» The exercise: Write every entry out again exactly, please, and skip the pictures.

-- Begin Dataset records --

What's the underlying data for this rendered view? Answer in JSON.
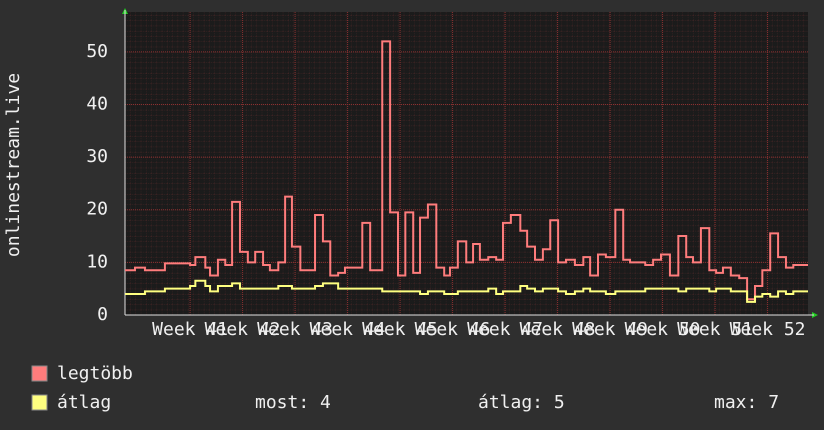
{
  "chart_data": {
    "type": "line",
    "step": true,
    "y_label": "onlinestream.live",
    "x": [
      -1.24,
      -1.05,
      -0.86,
      -0.48,
      0,
      0.1,
      0.29,
      0.38,
      0.53,
      0.67,
      0.8,
      0.95,
      1.1,
      1.24,
      1.39,
      1.52,
      1.68,
      1.81,
      1.94,
      2.1,
      2.38,
      2.53,
      2.67,
      2.82,
      2.95,
      3.28,
      3.43,
      3.66,
      3.81,
      3.96,
      4.1,
      4.25,
      4.38,
      4.53,
      4.69,
      4.84,
      4.95,
      5.1,
      5.26,
      5.39,
      5.52,
      5.68,
      5.83,
      5.96,
      6.11,
      6.29,
      6.42,
      6.57,
      6.72,
      6.86,
      7.01,
      7.16,
      7.33,
      7.49,
      7.62,
      7.77,
      7.92,
      8.1,
      8.25,
      8.38,
      8.67,
      8.82,
      8.97,
      9.14,
      9.3,
      9.45,
      9.58,
      9.73,
      9.89,
      10.02,
      10.15,
      10.3,
      10.46,
      10.61,
      10.76,
      10.9,
      11.05,
      11.2,
      11.35,
      11.49,
      11.64
    ],
    "series": [
      {
        "name": "legtöbb",
        "color": "#ff7c7c",
        "values": [
          8.5,
          9,
          8.5,
          9.8,
          9.5,
          11,
          9,
          7.5,
          10.5,
          9.5,
          21.5,
          12,
          10,
          12,
          9.5,
          8.5,
          10,
          22.5,
          13,
          8.5,
          19,
          14,
          7.5,
          8,
          9,
          17.5,
          8.5,
          52,
          19.5,
          7.5,
          19.5,
          8,
          18.5,
          21,
          9,
          7.5,
          9,
          14,
          10,
          13.5,
          10.5,
          11,
          10.5,
          17.5,
          19,
          16,
          13,
          10.5,
          12.5,
          18,
          10,
          10.5,
          9.5,
          11,
          7.5,
          11.5,
          11,
          20,
          10.5,
          10,
          9.5,
          10.5,
          11.5,
          7.5,
          15,
          11,
          10,
          16.5,
          8.5,
          8,
          9,
          7.5,
          7,
          3,
          5.5,
          8.5,
          15.5,
          11,
          9,
          9.5,
          9.5
        ]
      },
      {
        "name": "átlag",
        "color": "#ffff80",
        "values": [
          4,
          4,
          4.5,
          5,
          5.5,
          6.5,
          5.5,
          4.5,
          5.5,
          5.5,
          6,
          5,
          5,
          5,
          5,
          5,
          5.5,
          5.5,
          5,
          5,
          5.5,
          6,
          6,
          5,
          5,
          5,
          5,
          4.5,
          4.5,
          4.5,
          4.5,
          4.5,
          4,
          4.5,
          4.5,
          4,
          4,
          4.5,
          4.5,
          4.5,
          4.5,
          5,
          4,
          4.5,
          4.5,
          5.5,
          5,
          4.5,
          5,
          5,
          4.5,
          4,
          4.5,
          5,
          4.5,
          4.5,
          4,
          4.5,
          4.5,
          4.5,
          5,
          5,
          5,
          5,
          4.5,
          5,
          5,
          5,
          4.5,
          5,
          5,
          4.5,
          4.5,
          2.5,
          3.5,
          4,
          3.5,
          4.5,
          4,
          4.5,
          4.5
        ],
        "stats": [
          {
            "label": "most:",
            "value": 4
          },
          {
            "label": "átlag:",
            "value": 5
          },
          {
            "label": "max:",
            "value": 7
          }
        ]
      }
    ],
    "xlim": [
      -1.24,
      11.77
    ],
    "xticks": [
      {
        "value": 0,
        "label": "Week 41"
      },
      {
        "value": 1,
        "label": "Week 42"
      },
      {
        "value": 2,
        "label": "Week 43"
      },
      {
        "value": 3,
        "label": "Week 44"
      },
      {
        "value": 4,
        "label": "Week 45"
      },
      {
        "value": 5,
        "label": "Week 46"
      },
      {
        "value": 6,
        "label": "Week 47"
      },
      {
        "value": 7,
        "label": "Week 48"
      },
      {
        "value": 8,
        "label": "Week 49"
      },
      {
        "value": 9,
        "label": "Week 50"
      },
      {
        "value": 10,
        "label": "Week 51"
      },
      {
        "value": 11,
        "label": "Week 52"
      }
    ],
    "ylim": [
      0,
      57
    ],
    "yticks": [
      0,
      10,
      20,
      30,
      40,
      50
    ],
    "grid": true
  }
}
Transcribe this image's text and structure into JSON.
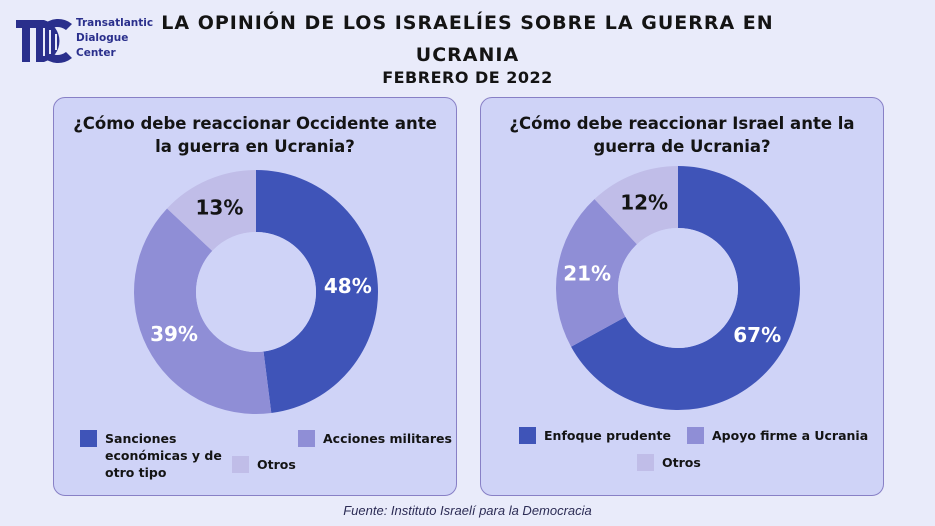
{
  "logo": {
    "lines": [
      "Transatlantic",
      "Dialogue",
      "Center"
    ]
  },
  "title": "LA OPINIÓN DE LOS ISRAELÍES SOBRE LA GUERRA EN UCRANIA",
  "subtitle": "FEBRERO DE 2022",
  "source": "Fuente: Instituto Israelí para la Democracia",
  "colors": {
    "dark": "#3f54b8",
    "mid": "#8f8ed6",
    "light": "#c0bde8",
    "card": "#cfd3f7"
  },
  "chart_data": [
    {
      "type": "pie",
      "title": "¿Cómo debe reaccionar Occidente ante la guerra en Ucrania?",
      "slices": [
        {
          "label": "Sanciones económicas y de otro tipo",
          "value": 48,
          "display": "48%"
        },
        {
          "label": "Acciones militares",
          "value": 39,
          "display": "39%"
        },
        {
          "label": "Otros",
          "value": 13,
          "display": "13%"
        }
      ],
      "legend_position": "bottom"
    },
    {
      "type": "pie",
      "title": "¿Cómo debe reaccionar Israel ante la guerra de Ucrania?",
      "slices": [
        {
          "label": "Enfoque prudente",
          "value": 67,
          "display": "67%"
        },
        {
          "label": "Apoyo firme a Ucrania",
          "value": 21,
          "display": "21%"
        },
        {
          "label": "Otros",
          "value": 12,
          "display": "12%"
        }
      ],
      "legend_position": "bottom"
    }
  ]
}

-- End Dataset records --

» Task output:
What's the underlying data for this rendered view? Answer in JSON.
{
  "chart_data": {
    "type": "line",
    "step": true,
    "y_label": "onlinestream.live",
    "x": [
      -1.24,
      -1.05,
      -0.86,
      -0.48,
      0,
      0.1,
      0.29,
      0.38,
      0.53,
      0.67,
      0.8,
      0.95,
      1.1,
      1.24,
      1.39,
      1.52,
      1.68,
      1.81,
      1.94,
      2.1,
      2.38,
      2.53,
      2.67,
      2.82,
      2.95,
      3.28,
      3.43,
      3.66,
      3.81,
      3.96,
      4.1,
      4.25,
      4.38,
      4.53,
      4.69,
      4.84,
      4.95,
      5.1,
      5.26,
      5.39,
      5.52,
      5.68,
      5.83,
      5.96,
      6.11,
      6.29,
      6.42,
      6.57,
      6.72,
      6.86,
      7.01,
      7.16,
      7.33,
      7.49,
      7.62,
      7.77,
      7.92,
      8.1,
      8.25,
      8.38,
      8.67,
      8.82,
      8.97,
      9.14,
      9.3,
      9.45,
      9.58,
      9.73,
      9.89,
      10.02,
      10.15,
      10.3,
      10.46,
      10.61,
      10.76,
      10.9,
      11.05,
      11.2,
      11.35,
      11.49,
      11.64
    ],
    "series": [
      {
        "name": "legtöbb",
        "color": "#ff7c7c",
        "values": [
          8.5,
          9,
          8.5,
          9.8,
          9.5,
          11,
          9,
          7.5,
          10.5,
          9.5,
          21.5,
          12,
          10,
          12,
          9.5,
          8.5,
          10,
          22.5,
          13,
          8.5,
          19,
          14,
          7.5,
          8,
          9,
          17.5,
          8.5,
          52,
          19.5,
          7.5,
          19.5,
          8,
          18.5,
          21,
          9,
          7.5,
          9,
          14,
          10,
          13.5,
          10.5,
          11,
          10.5,
          17.5,
          19,
          16,
          13,
          10.5,
          12.5,
          18,
          10,
          10.5,
          9.5,
          11,
          7.5,
          11.5,
          11,
          20,
          10.5,
          10,
          9.5,
          10.5,
          11.5,
          7.5,
          15,
          11,
          10,
          16.5,
          8.5,
          8,
          9,
          7.5,
          7,
          3,
          5.5,
          8.5,
          15.5,
          11,
          9,
          9.5,
          9.5
        ]
      },
      {
        "name": "átlag",
        "color": "#ffff80",
        "values": [
          4,
          4,
          4.5,
          5,
          5.5,
          6.5,
          5.5,
          4.5,
          5.5,
          5.5,
          6,
          5,
          5,
          5,
          5,
          5,
          5.5,
          5.5,
          5,
          5,
          5.5,
          6,
          6,
          5,
          5,
          5,
          5,
          4.5,
          4.5,
          4.5,
          4.5,
          4.5,
          4,
          4.5,
          4.5,
          4,
          4,
          4.5,
          4.5,
          4.5,
          4.5,
          5,
          4,
          4.5,
          4.5,
          5.5,
          5,
          4.5,
          5,
          5,
          4.5,
          4,
          4.5,
          5,
          4.5,
          4.5,
          4,
          4.5,
          4.5,
          4.5,
          5,
          5,
          5,
          5,
          4.5,
          5,
          5,
          5,
          4.5,
          5,
          5,
          4.5,
          4.5,
          2.5,
          3.5,
          4,
          3.5,
          4.5,
          4,
          4.5,
          4.5
        ],
        "stats": [
          {
            "label": "most:",
            "value": 4
          },
          {
            "label": "átlag:",
            "value": 5
          },
          {
            "label": "max:",
            "value": 7
          }
        ]
      }
    ],
    "xlim": [
      -1.24,
      11.77
    ],
    "xticks": [
      {
        "value": 0,
        "label": "Week 41"
      },
      {
        "value": 1,
        "label": "Week 42"
      },
      {
        "value": 2,
        "label": "Week 43"
      },
      {
        "value": 3,
        "label": "Week 44"
      },
      {
        "value": 4,
        "label": "Week 45"
      },
      {
        "value": 5,
        "label": "Week 46"
      },
      {
        "value": 6,
        "label": "Week 47"
      },
      {
        "value": 7,
        "label": "Week 48"
      },
      {
        "value": 8,
        "label": "Week 49"
      },
      {
        "value": 9,
        "label": "Week 50"
      },
      {
        "value": 10,
        "label": "Week 51"
      },
      {
        "value": 11,
        "label": "Week 52"
      }
    ],
    "ylim": [
      0,
      57
    ],
    "yticks": [
      0,
      10,
      20,
      30,
      40,
      50
    ],
    "grid": true
  }
}
Transcribe this image's text and structure into JSON.
{
  "logo": {
    "lines": [
      "Transatlantic",
      "Dialogue",
      "Center"
    ]
  },
  "title": "LA OPINIÓN DE LOS ISRAELÍES SOBRE LA GUERRA EN UCRANIA",
  "subtitle": "FEBRERO DE 2022",
  "source": "Fuente: Instituto Israelí para la Democracia",
  "colors": {
    "dark": "#3f54b8",
    "mid": "#8f8ed6",
    "light": "#c0bde8",
    "card": "#cfd3f7"
  },
  "chart_data": [
    {
      "type": "pie",
      "title": "¿Cómo debe reaccionar Occidente ante la guerra en Ucrania?",
      "slices": [
        {
          "label": "Sanciones económicas y de otro tipo",
          "value": 48,
          "display": "48%"
        },
        {
          "label": "Acciones militares",
          "value": 39,
          "display": "39%"
        },
        {
          "label": "Otros",
          "value": 13,
          "display": "13%"
        }
      ],
      "legend_position": "bottom"
    },
    {
      "type": "pie",
      "title": "¿Cómo debe reaccionar Israel ante la guerra de Ucrania?",
      "slices": [
        {
          "label": "Enfoque prudente",
          "value": 67,
          "display": "67%"
        },
        {
          "label": "Apoyo firme a Ucrania",
          "value": 21,
          "display": "21%"
        },
        {
          "label": "Otros",
          "value": 12,
          "display": "12%"
        }
      ],
      "legend_position": "bottom"
    }
  ]
}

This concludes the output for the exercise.